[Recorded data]
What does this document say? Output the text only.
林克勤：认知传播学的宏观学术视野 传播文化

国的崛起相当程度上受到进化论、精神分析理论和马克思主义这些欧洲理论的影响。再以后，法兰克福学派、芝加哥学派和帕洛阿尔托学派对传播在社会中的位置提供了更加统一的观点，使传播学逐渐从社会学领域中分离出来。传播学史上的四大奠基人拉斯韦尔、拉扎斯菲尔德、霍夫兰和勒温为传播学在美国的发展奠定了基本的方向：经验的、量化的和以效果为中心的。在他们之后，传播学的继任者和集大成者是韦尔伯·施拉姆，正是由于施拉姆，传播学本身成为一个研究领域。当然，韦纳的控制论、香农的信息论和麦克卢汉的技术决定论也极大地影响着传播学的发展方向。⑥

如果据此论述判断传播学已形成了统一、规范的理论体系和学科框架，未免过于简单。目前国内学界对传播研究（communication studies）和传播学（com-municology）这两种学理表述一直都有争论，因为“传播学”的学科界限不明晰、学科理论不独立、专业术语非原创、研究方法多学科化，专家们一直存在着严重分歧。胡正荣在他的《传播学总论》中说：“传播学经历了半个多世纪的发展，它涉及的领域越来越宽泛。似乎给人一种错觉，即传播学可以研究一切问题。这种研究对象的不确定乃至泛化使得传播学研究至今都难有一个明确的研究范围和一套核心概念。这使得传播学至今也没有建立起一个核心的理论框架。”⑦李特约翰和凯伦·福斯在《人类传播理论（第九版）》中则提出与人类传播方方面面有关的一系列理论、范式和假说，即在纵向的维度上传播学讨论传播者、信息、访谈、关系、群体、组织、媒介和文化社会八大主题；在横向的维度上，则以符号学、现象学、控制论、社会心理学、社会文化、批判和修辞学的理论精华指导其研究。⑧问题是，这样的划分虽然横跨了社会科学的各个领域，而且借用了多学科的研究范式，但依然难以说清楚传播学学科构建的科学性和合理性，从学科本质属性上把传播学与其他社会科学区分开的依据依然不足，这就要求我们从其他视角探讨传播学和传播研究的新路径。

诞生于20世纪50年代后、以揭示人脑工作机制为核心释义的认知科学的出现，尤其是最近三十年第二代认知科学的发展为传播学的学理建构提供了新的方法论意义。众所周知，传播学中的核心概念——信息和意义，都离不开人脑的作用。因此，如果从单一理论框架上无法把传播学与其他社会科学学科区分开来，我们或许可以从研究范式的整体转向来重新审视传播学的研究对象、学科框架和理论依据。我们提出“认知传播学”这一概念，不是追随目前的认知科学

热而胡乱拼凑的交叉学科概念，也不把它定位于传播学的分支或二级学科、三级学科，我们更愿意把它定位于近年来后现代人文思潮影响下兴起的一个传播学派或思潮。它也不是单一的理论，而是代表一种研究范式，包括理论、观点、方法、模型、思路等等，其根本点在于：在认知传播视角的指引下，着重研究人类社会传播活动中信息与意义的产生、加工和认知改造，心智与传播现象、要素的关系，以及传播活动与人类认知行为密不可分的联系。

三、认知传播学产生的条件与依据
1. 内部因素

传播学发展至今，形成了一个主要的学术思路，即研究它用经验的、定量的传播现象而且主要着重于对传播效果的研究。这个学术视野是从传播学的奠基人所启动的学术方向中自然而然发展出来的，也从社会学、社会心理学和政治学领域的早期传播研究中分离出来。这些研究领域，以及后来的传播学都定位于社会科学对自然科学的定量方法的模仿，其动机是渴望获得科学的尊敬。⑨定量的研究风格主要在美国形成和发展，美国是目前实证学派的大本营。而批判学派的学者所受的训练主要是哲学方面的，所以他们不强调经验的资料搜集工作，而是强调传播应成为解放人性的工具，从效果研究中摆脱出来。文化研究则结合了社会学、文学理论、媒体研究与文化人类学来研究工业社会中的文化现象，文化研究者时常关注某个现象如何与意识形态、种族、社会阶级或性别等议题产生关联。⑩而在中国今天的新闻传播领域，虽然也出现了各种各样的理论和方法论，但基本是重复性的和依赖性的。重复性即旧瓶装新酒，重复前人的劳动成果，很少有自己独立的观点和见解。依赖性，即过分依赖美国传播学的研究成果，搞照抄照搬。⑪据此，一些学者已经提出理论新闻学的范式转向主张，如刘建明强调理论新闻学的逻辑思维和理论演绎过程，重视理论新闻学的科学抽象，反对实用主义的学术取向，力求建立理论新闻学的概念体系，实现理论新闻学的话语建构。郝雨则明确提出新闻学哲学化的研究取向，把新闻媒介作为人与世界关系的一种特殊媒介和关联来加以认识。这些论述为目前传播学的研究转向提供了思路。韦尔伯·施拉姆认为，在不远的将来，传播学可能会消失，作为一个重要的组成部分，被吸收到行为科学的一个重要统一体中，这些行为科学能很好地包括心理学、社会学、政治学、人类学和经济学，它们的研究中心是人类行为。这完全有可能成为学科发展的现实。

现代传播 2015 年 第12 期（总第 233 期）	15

### GIVEN TASK
Transcribe the data. Leave every line exactly as it is.

### REPLY
What does this document say? Output the text only.
林克勤：认知传播学的宏观学术视野 传播文化

国的崛起相当程度上受到进化论、精神分析理论和马克思主义这些欧洲理论的影响。再以后，法兰克福学派、芝加哥学派和帕洛阿尔托学派对传播在社会中的位置提供了更加统一的观点，使传播学逐渐从社会学领域中分离出来。传播学史上的四大奠基人拉斯韦尔、拉扎斯菲尔德、霍夫兰和勒温为传播学在美国的发展奠定了基本的方向：经验的、量化的和以效果为中心的。在他们之后，传播学的继任者和集大成者是韦尔伯·施拉姆，正是由于施拉姆，传播学本身成为一个研究领域。当然，韦纳的控制论、香农的信息论和麦克卢汉的技术决定论也极大地影响着传播学的发展方向。⑥

如果据此论述判断传播学已形成了统一、规范的理论体系和学科框架，未免过于简单。目前国内学界对传播研究（communication studies）和传播学（com-municology）这两种学理表述一直都有争论，因为“传播学”的学科界限不明晰、学科理论不独立、专业术语非原创、研究方法多学科化，专家们一直存在着严重分歧。胡正荣在他的《传播学总论》中说：“传播学经历了半个多世纪的发展，它涉及的领域越来越宽泛。似乎给人一种错觉，即传播学可以研究一切问题。这种研究对象的不确定乃至泛化使得传播学研究至今都难有一个明确的研究范围和一套核心概念。这使得传播学至今也没有建立起一个核心的理论框架。”⑦李特约翰和凯伦·福斯在《人类传播理论（第九版）》中则提出与人类传播方方面面有关的一系列理论、范式和假说，即在纵向的维度上传播学讨论传播者、信息、访谈、关系、群体、组织、媒介和文化社会八大主题；在横向的维度上，则以符号学、现象学、控制论、社会心理学、社会文化、批判和修辞学的理论精华指导其研究。⑧问题是，这样的划分虽然横跨了社会科学的各个领域，而且借用了多学科的研究范式，但依然难以说清楚传播学学科构建的科学性和合理性，从学科本质属性上把传播学与其他社会科学区分开的依据依然不足，这就要求我们从其他视角探讨传播学和传播研究的新路径。

诞生于20世纪50年代后、以揭示人脑工作机制为核心释义的认知科学的出现，尤其是最近三十年第二代认知科学的发展为传播学的学理建构提供了新的方法论意义。众所周知，传播学中的核心概念——信息和意义，都离不开人脑的作用。因此，如果从单一理论框架上无法把传播学与其他社会科学学科区分开来，我们或许可以从研究范式的整体转向来重新审视传播学的研究对象、学科框架和理论依据。我们提出“认知传播学”这一概念，不是追随目前的认知科学

热而胡乱拼凑的交叉学科概念，也不把它定位于传播学的分支或二级学科、三级学科，我们更愿意把它定位于近年来后现代人文思潮影响下兴起的一个传播学派或思潮。它也不是单一的理论，而是代表一种研究范式，包括理论、观点、方法、模型、思路等等，其根本点在于：在认知传播视角的指引下，着重研究人类社会传播活动中信息与意义的产生、加工和认知改造，心智与传播现象、要素的关系，以及传播活动与人类认知行为密不可分的联系。

三、认知传播学产生的条件与依据
1. 内部因素

传播学发展至今，形成了一个主要的学术思路，即研究它用经验的、定量的传播现象而且主要着重于对传播效果的研究。这个学术视野是从传播学的奠基人所启动的学术方向中自然而然发展出来的，也从社会学、社会心理学和政治学领域的早期传播研究中分离出来。这些研究领域，以及后来的传播学都定位于社会科学对自然科学的定量方法的模仿，其动机是渴望获得科学的尊敬。⑨定量的研究风格主要在美国形成和发展，美国是目前实证学派的大本营。而批判学派的学者所受的训练主要是哲学方面的，所以他们不强调经验的资料搜集工作，而是强调传播应成为解放人性的工具，从效果研究中摆脱出来。文化研究则结合了社会学、文学理论、媒体研究与文化人类学来研究工业社会中的文化现象，文化研究者时常关注某个现象如何与意识形态、种族、社会阶级或性别等议题产生关联。⑩而在中国今天的新闻传播领域，虽然也出现了各种各样的理论和方法论，但基本是重复性的和依赖性的。重复性即旧瓶装新酒，重复前人的劳动成果，很少有自己独立的观点和见解。依赖性，即过分依赖美国传播学的研究成果，搞照抄照搬。⑪据此，一些学者已经提出理论新闻学的范式转向主张，如刘建明强调理论新闻学的逻辑思维和理论演绎过程，重视理论新闻学的科学抽象，反对实用主义的学术取向，力求建立理论新闻学的概念体系，实现理论新闻学的话语建构。郝雨则明确提出新闻学哲学化的研究取向，把新闻媒介作为人与世界关系的一种特殊媒介和关联来加以认识。这些论述为目前传播学的研究转向提供了思路。韦尔伯·施拉姆认为，在不远的将来，传播学可能会消失，作为一个重要的组成部分，被吸收到行为科学的一个重要统一体中，这些行为科学能很好地包括心理学、社会学、政治学、人类学和经济学，它们的研究中心是人类行为。这完全有可能成为学科发展的现实。

现代传播 2015 年 第12 期（总第 233 期）	15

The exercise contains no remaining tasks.